#### Exercise
Across these entries, how many lines contain the word "Scienza"? Answer with only the number.

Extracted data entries
□ □ □ □ □ □ □
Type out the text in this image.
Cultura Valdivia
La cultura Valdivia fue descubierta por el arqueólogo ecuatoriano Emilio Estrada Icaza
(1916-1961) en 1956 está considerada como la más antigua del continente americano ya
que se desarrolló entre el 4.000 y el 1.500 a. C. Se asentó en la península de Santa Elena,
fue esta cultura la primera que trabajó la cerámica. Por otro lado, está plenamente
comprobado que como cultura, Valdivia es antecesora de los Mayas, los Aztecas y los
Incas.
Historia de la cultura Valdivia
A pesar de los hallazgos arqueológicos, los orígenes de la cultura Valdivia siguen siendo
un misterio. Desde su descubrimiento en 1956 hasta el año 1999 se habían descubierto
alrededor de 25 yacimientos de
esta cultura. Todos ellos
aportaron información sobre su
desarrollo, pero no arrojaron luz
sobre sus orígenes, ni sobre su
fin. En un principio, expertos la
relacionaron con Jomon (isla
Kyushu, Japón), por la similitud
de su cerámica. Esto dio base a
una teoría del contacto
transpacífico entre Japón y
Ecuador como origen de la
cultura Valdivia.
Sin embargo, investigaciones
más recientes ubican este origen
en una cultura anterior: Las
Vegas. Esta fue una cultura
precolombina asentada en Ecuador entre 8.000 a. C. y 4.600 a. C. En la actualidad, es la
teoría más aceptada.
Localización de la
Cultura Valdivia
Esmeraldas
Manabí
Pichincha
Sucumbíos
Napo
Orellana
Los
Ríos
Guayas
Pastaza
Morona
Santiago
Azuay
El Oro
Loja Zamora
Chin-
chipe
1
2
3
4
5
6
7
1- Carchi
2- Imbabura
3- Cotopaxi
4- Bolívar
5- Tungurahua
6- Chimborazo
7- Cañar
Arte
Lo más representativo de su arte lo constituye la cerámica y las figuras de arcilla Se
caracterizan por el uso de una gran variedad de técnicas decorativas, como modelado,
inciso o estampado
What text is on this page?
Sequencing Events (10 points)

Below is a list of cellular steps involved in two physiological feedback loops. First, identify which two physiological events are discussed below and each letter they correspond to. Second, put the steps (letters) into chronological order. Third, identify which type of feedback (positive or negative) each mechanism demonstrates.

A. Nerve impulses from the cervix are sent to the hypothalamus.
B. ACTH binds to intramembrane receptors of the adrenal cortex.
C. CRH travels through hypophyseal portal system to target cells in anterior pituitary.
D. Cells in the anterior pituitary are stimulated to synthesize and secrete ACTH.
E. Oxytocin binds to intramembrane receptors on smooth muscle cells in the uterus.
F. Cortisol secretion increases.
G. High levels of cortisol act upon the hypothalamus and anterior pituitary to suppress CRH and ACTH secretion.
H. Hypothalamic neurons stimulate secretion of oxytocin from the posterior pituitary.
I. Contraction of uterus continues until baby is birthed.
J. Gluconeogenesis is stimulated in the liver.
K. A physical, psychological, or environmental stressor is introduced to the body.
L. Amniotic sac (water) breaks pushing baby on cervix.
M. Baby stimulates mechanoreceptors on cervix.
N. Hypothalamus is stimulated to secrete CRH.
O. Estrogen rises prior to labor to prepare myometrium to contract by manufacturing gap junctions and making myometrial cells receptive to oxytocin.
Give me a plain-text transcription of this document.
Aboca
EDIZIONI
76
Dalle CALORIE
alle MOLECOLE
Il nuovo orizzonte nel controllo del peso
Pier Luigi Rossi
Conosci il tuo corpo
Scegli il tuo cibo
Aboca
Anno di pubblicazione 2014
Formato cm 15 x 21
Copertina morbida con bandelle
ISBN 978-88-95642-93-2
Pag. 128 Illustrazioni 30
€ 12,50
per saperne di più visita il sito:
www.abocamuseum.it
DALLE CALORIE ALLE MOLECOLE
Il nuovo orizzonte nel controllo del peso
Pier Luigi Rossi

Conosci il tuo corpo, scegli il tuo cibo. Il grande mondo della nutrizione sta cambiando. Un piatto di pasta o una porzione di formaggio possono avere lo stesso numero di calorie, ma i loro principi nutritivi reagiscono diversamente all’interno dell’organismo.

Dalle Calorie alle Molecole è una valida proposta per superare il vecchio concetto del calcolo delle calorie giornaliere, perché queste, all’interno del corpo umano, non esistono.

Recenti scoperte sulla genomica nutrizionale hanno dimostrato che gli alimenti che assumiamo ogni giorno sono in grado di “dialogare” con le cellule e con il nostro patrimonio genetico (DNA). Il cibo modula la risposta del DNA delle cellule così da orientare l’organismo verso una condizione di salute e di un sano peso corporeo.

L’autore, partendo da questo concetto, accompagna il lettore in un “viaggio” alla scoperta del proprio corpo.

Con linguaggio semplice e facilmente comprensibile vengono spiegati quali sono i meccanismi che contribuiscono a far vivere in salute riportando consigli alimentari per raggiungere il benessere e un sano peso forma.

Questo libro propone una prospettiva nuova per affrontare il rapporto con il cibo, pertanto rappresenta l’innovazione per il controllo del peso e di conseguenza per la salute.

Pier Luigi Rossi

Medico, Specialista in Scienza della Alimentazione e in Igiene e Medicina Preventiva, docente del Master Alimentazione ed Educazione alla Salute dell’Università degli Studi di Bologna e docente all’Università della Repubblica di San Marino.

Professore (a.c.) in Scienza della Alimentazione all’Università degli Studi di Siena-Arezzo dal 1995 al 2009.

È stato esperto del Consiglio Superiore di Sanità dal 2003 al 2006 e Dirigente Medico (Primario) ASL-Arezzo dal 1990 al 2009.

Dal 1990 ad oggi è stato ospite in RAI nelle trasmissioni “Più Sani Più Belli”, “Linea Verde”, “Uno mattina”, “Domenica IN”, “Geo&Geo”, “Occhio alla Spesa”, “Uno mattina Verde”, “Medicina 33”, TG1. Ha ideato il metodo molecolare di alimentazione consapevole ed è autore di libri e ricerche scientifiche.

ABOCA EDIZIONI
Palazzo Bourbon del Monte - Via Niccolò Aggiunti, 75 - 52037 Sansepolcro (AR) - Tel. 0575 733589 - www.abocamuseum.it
□ □ □ □ □ □ □
#### Result
2